* Entries taken from a collection
[Begin]

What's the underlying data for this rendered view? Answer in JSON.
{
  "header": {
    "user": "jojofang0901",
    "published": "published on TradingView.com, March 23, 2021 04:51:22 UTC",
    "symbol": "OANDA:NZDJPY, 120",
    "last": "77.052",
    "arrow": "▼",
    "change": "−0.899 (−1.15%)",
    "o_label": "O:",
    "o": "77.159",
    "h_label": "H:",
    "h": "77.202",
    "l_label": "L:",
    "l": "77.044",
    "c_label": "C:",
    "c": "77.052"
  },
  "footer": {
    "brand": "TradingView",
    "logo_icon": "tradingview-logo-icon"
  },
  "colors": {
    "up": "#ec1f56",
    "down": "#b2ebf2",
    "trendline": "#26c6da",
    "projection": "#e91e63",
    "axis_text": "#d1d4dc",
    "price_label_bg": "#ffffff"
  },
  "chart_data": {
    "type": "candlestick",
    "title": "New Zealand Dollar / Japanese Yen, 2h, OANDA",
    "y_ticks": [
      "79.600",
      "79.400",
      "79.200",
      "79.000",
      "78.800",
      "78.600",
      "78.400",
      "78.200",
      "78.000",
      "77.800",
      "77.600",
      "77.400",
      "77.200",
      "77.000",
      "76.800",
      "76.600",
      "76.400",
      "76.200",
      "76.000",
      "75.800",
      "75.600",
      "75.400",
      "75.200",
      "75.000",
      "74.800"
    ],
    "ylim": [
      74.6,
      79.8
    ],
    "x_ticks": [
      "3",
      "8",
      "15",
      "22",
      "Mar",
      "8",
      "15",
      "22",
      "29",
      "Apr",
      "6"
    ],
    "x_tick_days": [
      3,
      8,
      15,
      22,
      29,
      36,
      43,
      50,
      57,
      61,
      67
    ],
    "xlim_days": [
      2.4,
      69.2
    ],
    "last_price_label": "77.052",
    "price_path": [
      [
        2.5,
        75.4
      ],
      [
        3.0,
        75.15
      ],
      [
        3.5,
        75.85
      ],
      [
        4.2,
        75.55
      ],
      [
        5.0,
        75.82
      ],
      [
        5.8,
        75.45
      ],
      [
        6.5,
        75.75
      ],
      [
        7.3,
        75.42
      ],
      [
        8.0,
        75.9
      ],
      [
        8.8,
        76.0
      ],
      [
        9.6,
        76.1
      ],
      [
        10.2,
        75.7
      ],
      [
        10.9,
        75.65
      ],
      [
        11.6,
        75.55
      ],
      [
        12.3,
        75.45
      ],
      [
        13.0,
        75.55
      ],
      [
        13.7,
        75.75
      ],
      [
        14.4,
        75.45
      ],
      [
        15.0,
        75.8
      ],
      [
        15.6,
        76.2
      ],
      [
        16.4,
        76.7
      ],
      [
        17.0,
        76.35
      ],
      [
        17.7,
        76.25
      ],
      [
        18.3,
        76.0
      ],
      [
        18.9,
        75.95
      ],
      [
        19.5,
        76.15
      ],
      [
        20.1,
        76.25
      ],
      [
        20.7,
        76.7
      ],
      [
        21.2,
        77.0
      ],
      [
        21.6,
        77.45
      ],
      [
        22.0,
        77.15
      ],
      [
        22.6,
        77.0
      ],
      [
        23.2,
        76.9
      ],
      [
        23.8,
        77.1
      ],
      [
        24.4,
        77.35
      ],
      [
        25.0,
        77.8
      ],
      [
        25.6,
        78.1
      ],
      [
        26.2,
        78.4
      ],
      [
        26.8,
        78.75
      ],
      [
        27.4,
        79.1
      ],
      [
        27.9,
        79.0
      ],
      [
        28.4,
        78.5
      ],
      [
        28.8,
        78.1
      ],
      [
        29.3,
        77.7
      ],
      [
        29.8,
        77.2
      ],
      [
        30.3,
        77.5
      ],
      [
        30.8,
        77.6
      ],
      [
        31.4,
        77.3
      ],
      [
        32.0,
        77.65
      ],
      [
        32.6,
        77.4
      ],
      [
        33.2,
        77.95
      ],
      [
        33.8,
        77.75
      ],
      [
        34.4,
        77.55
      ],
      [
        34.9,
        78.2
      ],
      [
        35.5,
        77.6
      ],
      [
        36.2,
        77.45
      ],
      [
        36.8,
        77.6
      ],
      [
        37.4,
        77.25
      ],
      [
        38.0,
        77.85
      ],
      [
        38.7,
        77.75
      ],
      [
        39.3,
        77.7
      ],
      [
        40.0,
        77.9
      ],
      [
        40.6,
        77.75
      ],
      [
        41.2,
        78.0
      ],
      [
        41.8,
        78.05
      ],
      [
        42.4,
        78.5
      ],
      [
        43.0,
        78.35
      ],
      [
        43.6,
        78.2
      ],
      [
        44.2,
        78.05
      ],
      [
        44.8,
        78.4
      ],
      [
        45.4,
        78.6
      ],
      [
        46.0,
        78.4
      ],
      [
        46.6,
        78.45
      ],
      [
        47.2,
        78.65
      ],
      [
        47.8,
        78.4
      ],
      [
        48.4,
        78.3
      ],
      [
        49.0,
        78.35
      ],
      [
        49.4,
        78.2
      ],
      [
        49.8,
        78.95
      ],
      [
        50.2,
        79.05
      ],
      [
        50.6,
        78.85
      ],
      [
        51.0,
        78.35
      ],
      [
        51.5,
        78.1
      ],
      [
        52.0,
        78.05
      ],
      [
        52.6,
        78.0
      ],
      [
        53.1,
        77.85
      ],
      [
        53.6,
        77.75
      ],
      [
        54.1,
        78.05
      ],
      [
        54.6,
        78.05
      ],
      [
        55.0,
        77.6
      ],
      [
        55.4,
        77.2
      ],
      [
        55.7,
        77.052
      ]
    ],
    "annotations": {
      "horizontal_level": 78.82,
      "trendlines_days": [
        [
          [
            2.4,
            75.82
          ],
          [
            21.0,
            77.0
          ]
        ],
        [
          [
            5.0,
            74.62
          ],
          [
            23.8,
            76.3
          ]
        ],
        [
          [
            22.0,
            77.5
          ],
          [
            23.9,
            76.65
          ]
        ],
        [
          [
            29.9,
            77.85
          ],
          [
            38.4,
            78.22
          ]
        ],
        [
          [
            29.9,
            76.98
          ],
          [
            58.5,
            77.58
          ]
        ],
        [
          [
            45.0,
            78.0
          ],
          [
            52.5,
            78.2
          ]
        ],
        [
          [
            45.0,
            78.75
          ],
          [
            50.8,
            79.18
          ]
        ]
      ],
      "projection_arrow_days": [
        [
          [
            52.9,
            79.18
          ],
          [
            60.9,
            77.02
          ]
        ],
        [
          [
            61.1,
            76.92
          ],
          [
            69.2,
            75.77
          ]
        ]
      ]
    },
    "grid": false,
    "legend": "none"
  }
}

[End]

Filter the entries down to the lines containing "OANDA". Copy each of those lines.

    "symbol": "OANDA:NZDJPY, 120",
    "title": "New Zealand Dollar / Japanese Yen, 2h, OANDA",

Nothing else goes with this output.